-- Begin --
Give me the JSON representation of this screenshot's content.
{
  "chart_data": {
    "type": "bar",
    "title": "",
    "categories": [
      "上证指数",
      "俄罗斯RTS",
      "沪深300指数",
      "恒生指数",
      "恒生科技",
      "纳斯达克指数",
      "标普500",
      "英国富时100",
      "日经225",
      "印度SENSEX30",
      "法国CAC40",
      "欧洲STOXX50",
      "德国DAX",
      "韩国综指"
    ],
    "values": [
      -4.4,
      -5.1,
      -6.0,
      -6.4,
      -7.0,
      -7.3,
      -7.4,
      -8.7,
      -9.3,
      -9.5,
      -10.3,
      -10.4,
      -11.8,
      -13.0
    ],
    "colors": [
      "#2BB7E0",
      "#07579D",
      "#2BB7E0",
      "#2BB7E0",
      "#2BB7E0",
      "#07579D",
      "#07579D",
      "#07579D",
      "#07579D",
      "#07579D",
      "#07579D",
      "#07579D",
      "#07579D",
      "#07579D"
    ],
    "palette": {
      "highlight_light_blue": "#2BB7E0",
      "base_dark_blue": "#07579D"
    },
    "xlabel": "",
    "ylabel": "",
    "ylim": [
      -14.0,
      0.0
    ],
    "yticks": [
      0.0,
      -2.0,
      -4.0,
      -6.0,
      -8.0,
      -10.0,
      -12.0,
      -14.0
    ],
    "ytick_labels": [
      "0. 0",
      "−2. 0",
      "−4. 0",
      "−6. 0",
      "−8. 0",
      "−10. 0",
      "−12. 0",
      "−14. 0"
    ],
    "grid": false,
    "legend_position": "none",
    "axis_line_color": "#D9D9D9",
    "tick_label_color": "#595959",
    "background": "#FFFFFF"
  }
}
-- End --
## What the task requires
Write the data out again in full and exactly.

## Expected output
Give me the JSON representation of this screenshot's content.
{
  "chart_data": {
    "type": "bar",
    "title": "",
    "categories": [
      "上证指数",
      "俄罗斯RTS",
      "沪深300指数",
      "恒生指数",
      "恒生科技",
      "纳斯达克指数",
      "标普500",
      "英国富时100",
      "日经225",
      "印度SENSEX30",
      "法国CAC40",
      "欧洲STOXX50",
      "德国DAX",
      "韩国综指"
    ],
    "values": [
      -4.4,
      -5.1,
      -6.0,
      -6.4,
      -7.0,
      -7.3,
      -7.4,
      -8.7,
      -9.3,
      -9.5,
      -10.3,
      -10.4,
      -11.8,
      -13.0
    ],
    "colors": [
      "#2BB7E0",
      "#07579D",
      "#2BB7E0",
      "#2BB7E0",
      "#2BB7E0",
      "#07579D",
      "#07579D",
      "#07579D",
      "#07579D",
      "#07579D",
      "#07579D",
      "#07579D",
      "#07579D",
      "#07579D"
    ],
    "palette": {
      "highlight_light_blue": "#2BB7E0",
      "base_dark_blue": "#07579D"
    },
    "xlabel": "",
    "ylabel": "",
    "ylim": [
      -14.0,
      0.0
    ],
    "yticks": [
      0.0,
      -2.0,
      -4.0,
      -6.0,
      -8.0,
      -10.0,
      -12.0,
      -14.0
    ],
    "ytick_labels": [
      "0. 0",
      "−2. 0",
      "−4. 0",
      "−6. 0",
      "−8. 0",
      "−10. 0",
      "−12. 0",
      "−14. 0"
    ],
    "grid": false,
    "legend_position": "none",
    "axis_line_color": "#D9D9D9",
    "tick_label_color": "#595959",
    "background": "#FFFFFF"
  }
}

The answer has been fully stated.